Using the records below, report how many lines hold "Approximat", with no extra text.

### Data entries
○ ○ ○ ○ ○ ○ ○

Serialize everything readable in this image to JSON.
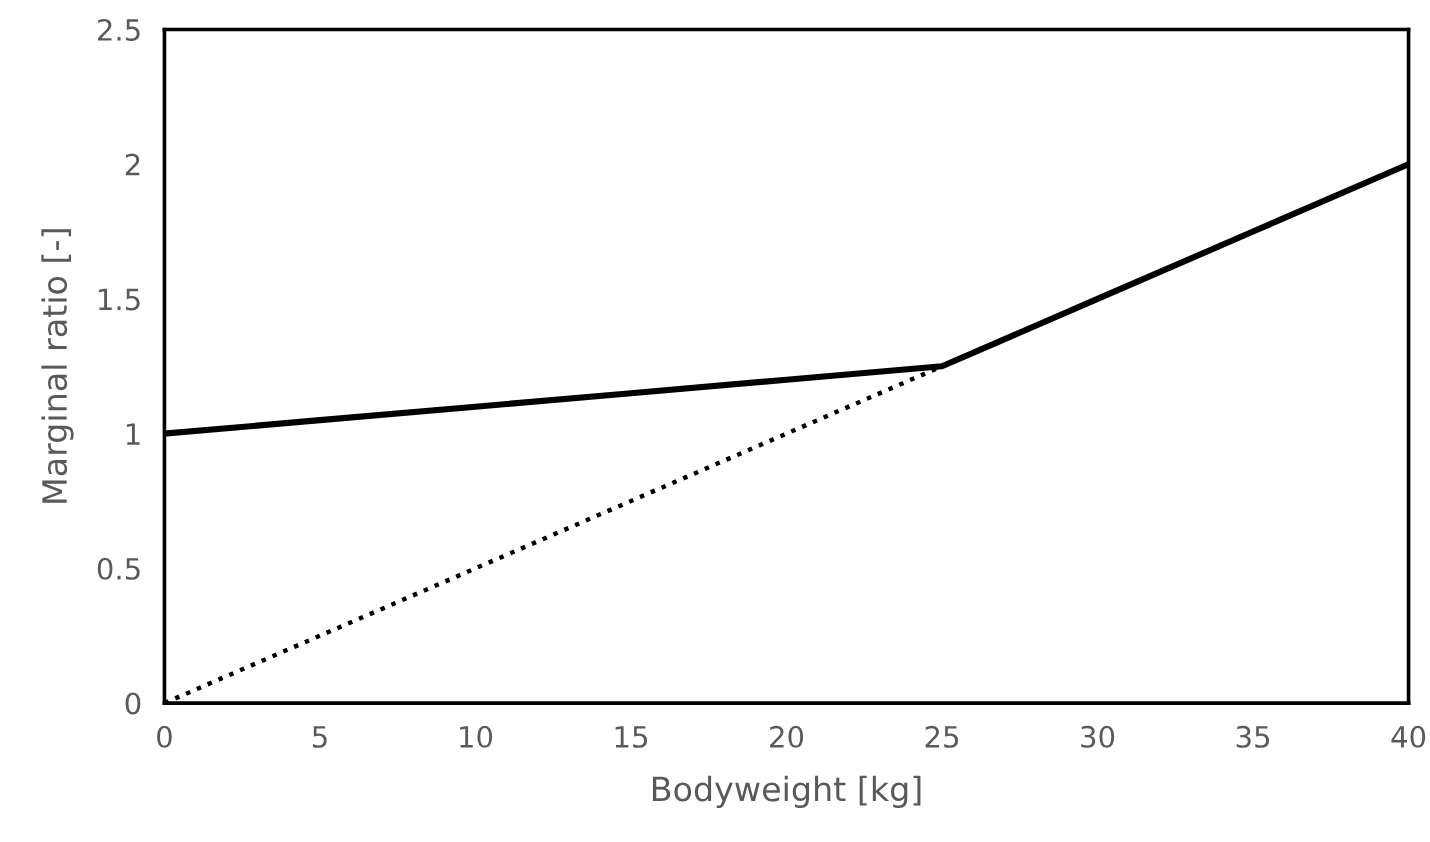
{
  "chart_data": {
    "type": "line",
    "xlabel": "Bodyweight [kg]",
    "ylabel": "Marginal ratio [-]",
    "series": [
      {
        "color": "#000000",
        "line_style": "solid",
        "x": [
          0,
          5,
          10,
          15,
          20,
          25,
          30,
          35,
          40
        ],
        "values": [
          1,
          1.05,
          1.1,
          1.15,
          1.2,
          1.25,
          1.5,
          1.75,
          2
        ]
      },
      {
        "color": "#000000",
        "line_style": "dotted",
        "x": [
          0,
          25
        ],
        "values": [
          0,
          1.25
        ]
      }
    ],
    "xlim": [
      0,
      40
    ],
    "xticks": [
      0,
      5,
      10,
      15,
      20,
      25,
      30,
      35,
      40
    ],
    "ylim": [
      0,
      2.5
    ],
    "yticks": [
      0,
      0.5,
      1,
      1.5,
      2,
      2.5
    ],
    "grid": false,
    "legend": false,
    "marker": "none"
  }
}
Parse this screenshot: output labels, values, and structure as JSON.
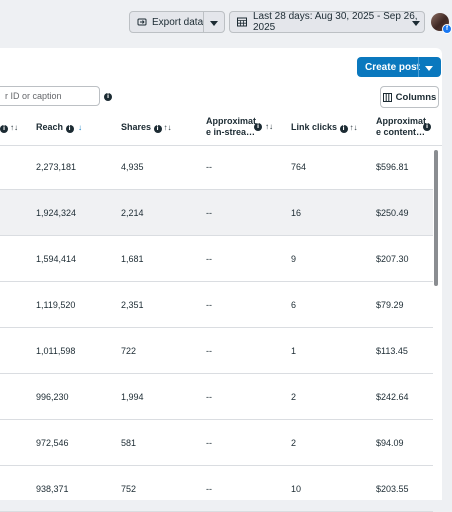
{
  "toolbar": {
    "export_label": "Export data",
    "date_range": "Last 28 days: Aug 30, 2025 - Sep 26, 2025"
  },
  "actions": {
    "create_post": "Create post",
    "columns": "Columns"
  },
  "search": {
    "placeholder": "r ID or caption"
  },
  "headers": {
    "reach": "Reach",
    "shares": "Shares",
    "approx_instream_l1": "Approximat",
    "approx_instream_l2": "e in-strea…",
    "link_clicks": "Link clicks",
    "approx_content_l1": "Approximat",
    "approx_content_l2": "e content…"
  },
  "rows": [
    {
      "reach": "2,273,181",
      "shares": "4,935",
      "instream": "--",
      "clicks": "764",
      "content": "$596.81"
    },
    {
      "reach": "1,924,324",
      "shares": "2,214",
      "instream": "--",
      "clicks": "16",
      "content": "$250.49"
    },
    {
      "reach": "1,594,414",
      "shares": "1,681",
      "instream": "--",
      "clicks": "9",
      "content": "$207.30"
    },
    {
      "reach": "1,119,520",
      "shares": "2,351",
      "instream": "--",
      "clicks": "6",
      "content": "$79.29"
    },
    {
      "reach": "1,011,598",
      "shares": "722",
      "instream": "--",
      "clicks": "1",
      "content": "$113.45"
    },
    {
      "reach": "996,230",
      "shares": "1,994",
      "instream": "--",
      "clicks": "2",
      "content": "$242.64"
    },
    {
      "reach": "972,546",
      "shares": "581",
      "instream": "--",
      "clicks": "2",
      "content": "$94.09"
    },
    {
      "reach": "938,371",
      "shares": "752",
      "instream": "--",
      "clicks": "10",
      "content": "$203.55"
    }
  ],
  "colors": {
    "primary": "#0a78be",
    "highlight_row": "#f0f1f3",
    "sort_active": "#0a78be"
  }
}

○ ○ ○ ○ ○ ○ ○

### Solution
2